PROBLEM DESCRIPTION
With the pictures left out, copy the listing below exactly.

****************

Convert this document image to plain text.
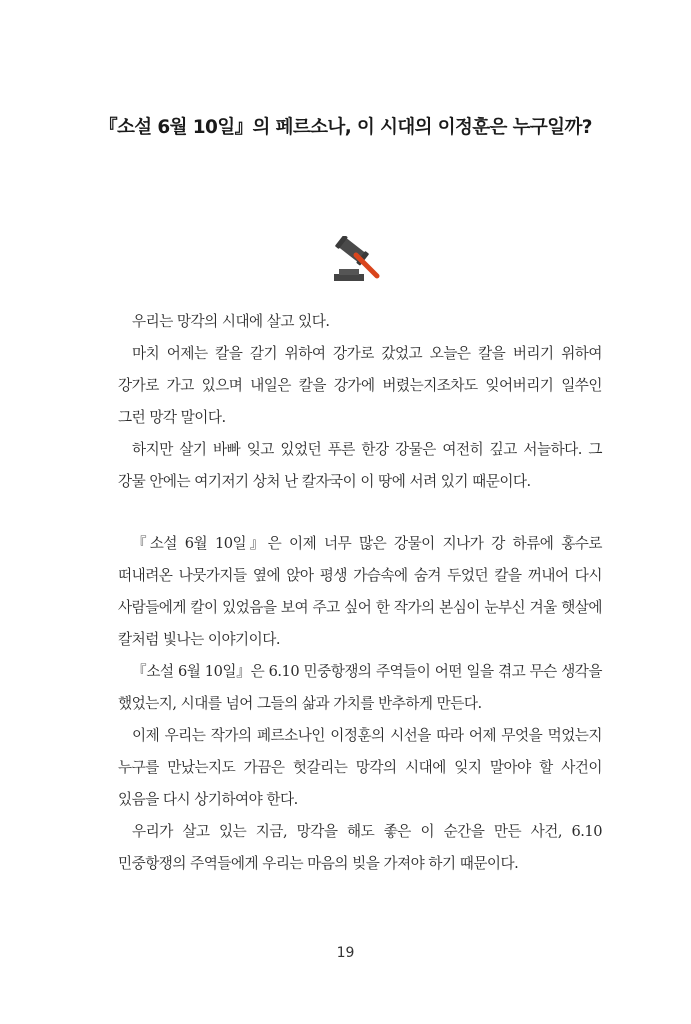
『소설 6월 10일』의 페르소나, 이 시대의 이정훈은 누구일까?

우리는 망각의 시대에 살고 있다.

마치 어제는 칼을 갈기 위하여 강가로 갔었고 오늘은 칼을 버리기 위하여 강가로 가고 있으며 내일은 칼을 강가에 버렸는지조차도 잊어버리기 일쑤인 그런 망각 말이다.

하지만 살기 바빠 잊고 있었던 푸른 한강 강물은 여전히 깊고 서늘하다. 그 강물 안에는 여기저기 상처 난 칼자국이 이 땅에 서려 있기 때문이다.

『소설 6월 10일』은 이제 너무 많은 강물이 지나가 강 하류에 홍수로 떠내려온 나뭇가지들 옆에 앉아 평생 가슴속에 숨겨 두었던 칼을 꺼내어 다시 사람들에게 칼이 있었음을 보여 주고 싶어 한 작가의 본심이 눈부신 겨울 햇살에 칼처럼 빛나는 이야기이다.

『소설 6월 10일』은 6.10 민중항쟁의 주역들이 어떤 일을 겪고 무슨 생각을 했었는지, 시대를 넘어 그들의 삶과 가치를 반추하게 만든다.

이제 우리는 작가의 페르소나인 이정훈의 시선을 따라 어제 무엇을 먹었는지 누구를 만났는지도 가끔은 헛갈리는 망각의 시대에 잊지 말아야 할 사건이 있음을 다시 상기하여야 한다.

우리가 살고 있는 지금, 망각을 해도 좋은 이 순간을 만든 사건, 6.10 민중항쟁의 주역들에게 우리는 마음의 빚을 가져야 하기 때문이다.

19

****************

WRITTEN REPLY
Convert this document image to plain text.
『소설 6월 10일』의 페르소나, 이 시대의 이정훈은 누구일까?

우리는 망각의 시대에 살고 있다.

마치 어제는 칼을 갈기 위하여 강가로 갔었고 오늘은 칼을 버리기 위하여 강가로 가고 있으며 내일은 칼을 강가에 버렸는지조차도 잊어버리기 일쑤인 그런 망각 말이다.

하지만 살기 바빠 잊고 있었던 푸른 한강 강물은 여전히 깊고 서늘하다. 그 강물 안에는 여기저기 상처 난 칼자국이 이 땅에 서려 있기 때문이다.

『소설 6월 10일』은 이제 너무 많은 강물이 지나가 강 하류에 홍수로 떠내려온 나뭇가지들 옆에 앉아 평생 가슴속에 숨겨 두었던 칼을 꺼내어 다시 사람들에게 칼이 있었음을 보여 주고 싶어 한 작가의 본심이 눈부신 겨울 햇살에 칼처럼 빛나는 이야기이다.

『소설 6월 10일』은 6.10 민중항쟁의 주역들이 어떤 일을 겪고 무슨 생각을 했었는지, 시대를 넘어 그들의 삶과 가치를 반추하게 만든다.

이제 우리는 작가의 페르소나인 이정훈의 시선을 따라 어제 무엇을 먹었는지 누구를 만났는지도 가끔은 헛갈리는 망각의 시대에 잊지 말아야 할 사건이 있음을 다시 상기하여야 한다.

우리가 살고 있는 지금, 망각을 해도 좋은 이 순간을 만든 사건, 6.10 민중항쟁의 주역들에게 우리는 마음의 빚을 가져야 하기 때문이다.

19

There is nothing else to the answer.